Aim of the exercise: Please return the full listing below without altering anything.

= = =

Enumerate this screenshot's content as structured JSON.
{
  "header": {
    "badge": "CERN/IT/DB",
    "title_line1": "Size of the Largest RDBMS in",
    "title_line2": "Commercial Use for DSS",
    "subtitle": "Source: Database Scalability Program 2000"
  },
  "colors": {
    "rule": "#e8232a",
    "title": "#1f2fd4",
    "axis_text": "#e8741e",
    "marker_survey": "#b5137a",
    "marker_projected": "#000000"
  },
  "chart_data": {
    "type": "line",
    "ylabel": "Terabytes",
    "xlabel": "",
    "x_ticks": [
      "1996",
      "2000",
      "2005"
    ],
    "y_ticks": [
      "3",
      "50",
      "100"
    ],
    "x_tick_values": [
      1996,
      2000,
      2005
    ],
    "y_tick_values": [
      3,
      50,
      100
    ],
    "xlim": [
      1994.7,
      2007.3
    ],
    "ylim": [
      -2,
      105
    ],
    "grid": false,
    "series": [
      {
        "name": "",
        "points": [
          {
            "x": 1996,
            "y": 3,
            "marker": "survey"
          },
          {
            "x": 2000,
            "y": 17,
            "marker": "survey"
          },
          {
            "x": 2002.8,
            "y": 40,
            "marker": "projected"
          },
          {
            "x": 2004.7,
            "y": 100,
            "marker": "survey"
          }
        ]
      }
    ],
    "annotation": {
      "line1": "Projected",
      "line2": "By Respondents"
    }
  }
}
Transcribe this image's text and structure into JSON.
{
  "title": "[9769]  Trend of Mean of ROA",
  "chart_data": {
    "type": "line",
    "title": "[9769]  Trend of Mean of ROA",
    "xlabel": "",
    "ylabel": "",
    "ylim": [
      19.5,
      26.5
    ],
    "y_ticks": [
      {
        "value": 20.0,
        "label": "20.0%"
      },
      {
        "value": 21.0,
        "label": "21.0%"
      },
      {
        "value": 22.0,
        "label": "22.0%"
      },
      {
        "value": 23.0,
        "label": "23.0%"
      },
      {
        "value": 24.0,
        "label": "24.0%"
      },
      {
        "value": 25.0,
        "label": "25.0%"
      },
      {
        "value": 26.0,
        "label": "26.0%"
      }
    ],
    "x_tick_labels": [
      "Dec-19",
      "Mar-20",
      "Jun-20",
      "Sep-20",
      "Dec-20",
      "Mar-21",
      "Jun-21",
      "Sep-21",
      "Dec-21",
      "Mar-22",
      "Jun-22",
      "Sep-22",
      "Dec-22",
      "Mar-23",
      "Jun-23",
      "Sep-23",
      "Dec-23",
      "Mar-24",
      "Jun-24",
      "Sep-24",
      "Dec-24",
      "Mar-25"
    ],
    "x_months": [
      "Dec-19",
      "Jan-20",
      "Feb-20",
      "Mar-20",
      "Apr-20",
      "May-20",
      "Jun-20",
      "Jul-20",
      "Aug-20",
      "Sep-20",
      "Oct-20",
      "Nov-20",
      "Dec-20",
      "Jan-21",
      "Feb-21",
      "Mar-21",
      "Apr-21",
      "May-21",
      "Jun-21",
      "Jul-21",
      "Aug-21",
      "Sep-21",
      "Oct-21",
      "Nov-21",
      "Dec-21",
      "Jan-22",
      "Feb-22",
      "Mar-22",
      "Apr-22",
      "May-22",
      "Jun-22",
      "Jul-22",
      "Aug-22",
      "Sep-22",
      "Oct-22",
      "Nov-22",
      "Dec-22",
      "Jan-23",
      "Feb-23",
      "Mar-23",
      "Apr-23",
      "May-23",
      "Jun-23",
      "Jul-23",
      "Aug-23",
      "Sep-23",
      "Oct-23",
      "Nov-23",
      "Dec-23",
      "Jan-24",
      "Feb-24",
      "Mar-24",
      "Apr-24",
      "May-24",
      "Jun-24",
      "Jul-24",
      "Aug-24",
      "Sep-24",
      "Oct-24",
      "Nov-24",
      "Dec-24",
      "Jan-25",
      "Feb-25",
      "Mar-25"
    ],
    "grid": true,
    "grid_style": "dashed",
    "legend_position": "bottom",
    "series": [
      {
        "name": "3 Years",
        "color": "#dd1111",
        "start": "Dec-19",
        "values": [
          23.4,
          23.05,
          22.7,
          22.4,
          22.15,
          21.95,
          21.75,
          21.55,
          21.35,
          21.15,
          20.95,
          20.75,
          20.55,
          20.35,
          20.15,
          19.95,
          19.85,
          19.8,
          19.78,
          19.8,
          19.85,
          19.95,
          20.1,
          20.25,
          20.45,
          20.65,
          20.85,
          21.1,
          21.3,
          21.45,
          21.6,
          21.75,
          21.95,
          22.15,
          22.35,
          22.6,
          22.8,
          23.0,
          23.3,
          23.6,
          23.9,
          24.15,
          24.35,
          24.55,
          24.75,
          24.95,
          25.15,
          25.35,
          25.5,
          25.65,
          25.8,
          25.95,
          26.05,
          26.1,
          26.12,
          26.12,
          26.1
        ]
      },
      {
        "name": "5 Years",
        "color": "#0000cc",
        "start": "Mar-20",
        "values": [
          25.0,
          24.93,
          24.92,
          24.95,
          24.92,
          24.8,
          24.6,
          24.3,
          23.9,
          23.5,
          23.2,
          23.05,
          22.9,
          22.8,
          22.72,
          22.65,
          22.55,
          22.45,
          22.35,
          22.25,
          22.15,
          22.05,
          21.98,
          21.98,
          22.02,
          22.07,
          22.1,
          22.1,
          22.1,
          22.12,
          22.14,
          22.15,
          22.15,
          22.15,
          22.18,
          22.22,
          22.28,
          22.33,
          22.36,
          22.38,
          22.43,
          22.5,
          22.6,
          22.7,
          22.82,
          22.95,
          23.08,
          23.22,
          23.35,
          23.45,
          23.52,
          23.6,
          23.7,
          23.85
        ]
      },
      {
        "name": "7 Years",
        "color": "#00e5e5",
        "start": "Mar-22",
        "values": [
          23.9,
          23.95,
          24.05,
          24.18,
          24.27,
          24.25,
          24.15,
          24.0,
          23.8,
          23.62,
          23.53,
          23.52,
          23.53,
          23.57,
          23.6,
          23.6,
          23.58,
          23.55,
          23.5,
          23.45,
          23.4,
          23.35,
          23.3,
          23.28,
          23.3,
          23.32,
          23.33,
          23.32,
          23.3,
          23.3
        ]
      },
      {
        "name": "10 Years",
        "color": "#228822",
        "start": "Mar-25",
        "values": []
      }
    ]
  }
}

= = =

Exercise result:
Enumerate this screenshot's content as structured JSON.
{
  "header": {
    "badge": "CERN/IT/DB",
    "title_line1": "Size of the Largest RDBMS in",
    "title_line2": "Commercial Use for DSS",
    "subtitle": "Source: Database Scalability Program 2000"
  },
  "colors": {
    "rule": "#e8232a",
    "title": "#1f2fd4",
    "axis_text": "#e8741e",
    "marker_survey": "#b5137a",
    "marker_projected": "#000000"
  },
  "chart_data": {
    "type": "line",
    "ylabel": "Terabytes",
    "xlabel": "",
    "x_ticks": [
      "1996",
      "2000",
      "2005"
    ],
    "y_ticks": [
      "3",
      "50",
      "100"
    ],
    "x_tick_values": [
      1996,
      2000,
      2005
    ],
    "y_tick_values": [
      3,
      50,
      100
    ],
    "xlim": [
      1994.7,
      2007.3
    ],
    "ylim": [
      -2,
      105
    ],
    "grid": false,
    "series": [
      {
        "name": "",
        "points": [
          {
            "x": 1996,
            "y": 3,
            "marker": "survey"
          },
          {
            "x": 2000,
            "y": 17,
            "marker": "survey"
          },
          {
            "x": 2002.8,
            "y": 40,
            "marker": "projected"
          },
          {
            "x": 2004.7,
            "y": 100,
            "marker": "survey"
          }
        ]
      }
    ],
    "annotation": {
      "line1": "Projected",
      "line2": "By Respondents"
    }
  }
}
Transcribe this image's text and structure into JSON.
{
  "title": "[9769]  Trend of Mean of ROA",
  "chart_data": {
    "type": "line",
    "title": "[9769]  Trend of Mean of ROA",
    "xlabel": "",
    "ylabel": "",
    "ylim": [
      19.5,
      26.5
    ],
    "y_ticks": [
      {
        "value": 20.0,
        "label": "20.0%"
      },
      {
        "value": 21.0,
        "label": "21.0%"
      },
      {
        "value": 22.0,
        "label": "22.0%"
      },
      {
        "value": 23.0,
        "label": "23.0%"
      },
      {
        "value": 24.0,
        "label": "24.0%"
      },
      {
        "value": 25.0,
        "label": "25.0%"
      },
      {
        "value": 26.0,
        "label": "26.0%"
      }
    ],
    "x_tick_labels": [
      "Dec-19",
      "Mar-20",
      "Jun-20",
      "Sep-20",
      "Dec-20",
      "Mar-21",
      "Jun-21",
      "Sep-21",
      "Dec-21",
      "Mar-22",
      "Jun-22",
      "Sep-22",
      "Dec-22",
      "Mar-23",
      "Jun-23",
      "Sep-23",
      "Dec-23",
      "Mar-24",
      "Jun-24",
      "Sep-24",
      "Dec-24",
      "Mar-25"
    ],
    "x_months": [
      "Dec-19",
      "Jan-20",
      "Feb-20",
      "Mar-20",
      "Apr-20",
      "May-20",
      "Jun-20",
      "Jul-20",
      "Aug-20",
      "Sep-20",
      "Oct-20",
      "Nov-20",
      "Dec-20",
      "Jan-21",
      "Feb-21",
      "Mar-21",
      "Apr-21",
      "May-21",
      "Jun-21",
      "Jul-21",
      "Aug-21",
      "Sep-21",
      "Oct-21",
      "Nov-21",
      "Dec-21",
      "Jan-22",
      "Feb-22",
      "Mar-22",
      "Apr-22",
      "May-22",
      "Jun-22",
      "Jul-22",
      "Aug-22",
      "Sep-22",
      "Oct-22",
      "Nov-22",
      "Dec-22",
      "Jan-23",
      "Feb-23",
      "Mar-23",
      "Apr-23",
      "May-23",
      "Jun-23",
      "Jul-23",
      "Aug-23",
      "Sep-23",
      "Oct-23",
      "Nov-23",
      "Dec-23",
      "Jan-24",
      "Feb-24",
      "Mar-24",
      "Apr-24",
      "May-24",
      "Jun-24",
      "Jul-24",
      "Aug-24",
      "Sep-24",
      "Oct-24",
      "Nov-24",
      "Dec-24",
      "Jan-25",
      "Feb-25",
      "Mar-25"
    ],
    "grid": true,
    "grid_style": "dashed",
    "legend_position": "bottom",
    "series": [
      {
        "name": "3 Years",
        "color": "#dd1111",
        "start": "Dec-19",
        "values": [
          23.4,
          23.05,
          22.7,
          22.4,
          22.15,
          21.95,
          21.75,
          21.55,
          21.35,
          21.15,
          20.95,
          20.75,
          20.55,
          20.35,
          20.15,
          19.95,
          19.85,
          19.8,
          19.78,
          19.8,
          19.85,
          19.95,
          20.1,
          20.25,
          20.45,
          20.65,
          20.85,
          21.1,
          21.3,
          21.45,
          21.6,
          21.75,
          21.95,
          22.15,
          22.35,
          22.6,
          22.8,
          23.0,
          23.3,
          23.6,
          23.9,
          24.15,
          24.35,
          24.55,
          24.75,
          24.95,
          25.15,
          25.35,
          25.5,
          25.65,
          25.8,
          25.95,
          26.05,
          26.1,
          26.12,
          26.12,
          26.1
        ]
      },
      {
        "name": "5 Years",
        "color": "#0000cc",
        "start": "Mar-20",
        "values": [
          25.0,
          24.93,
          24.92,
          24.95,
          24.92,
          24.8,
          24.6,
          24.3,
          23.9,
          23.5,
          23.2,
          23.05,
          22.9,
          22.8,
          22.72,
          22.65,
          22.55,
          22.45,
          22.35,
          22.25,
          22.15,
          22.05,
          21.98,
          21.98,
          22.02,
          22.07,
          22.1,
          22.1,
          22.1,
          22.12,
          22.14,
          22.15,
          22.15,
          22.15,
          22.18,
          22.22,
          22.28,
          22.33,
          22.36,
          22.38,
          22.43,
          22.5,
          22.6,
          22.7,
          22.82,
          22.95,
          23.08,
          23.22,
          23.35,
          23.45,
          23.52,
          23.6,
          23.7,
          23.85
        ]
      },
      {
        "name": "7 Years",
        "color": "#00e5e5",
        "start": "Mar-22",
        "values": [
          23.9,
          23.95,
          24.05,
          24.18,
          24.27,
          24.25,
          24.15,
          24.0,
          23.8,
          23.62,
          23.53,
          23.52,
          23.53,
          23.57,
          23.6,
          23.6,
          23.58,
          23.55,
          23.5,
          23.45,
          23.4,
          23.35,
          23.3,
          23.28,
          23.3,
          23.32,
          23.33,
          23.32,
          23.3,
          23.3
        ]
      },
      {
        "name": "10 Years",
        "color": "#228822",
        "start": "Mar-25",
        "values": []
      }
    ]
  }
}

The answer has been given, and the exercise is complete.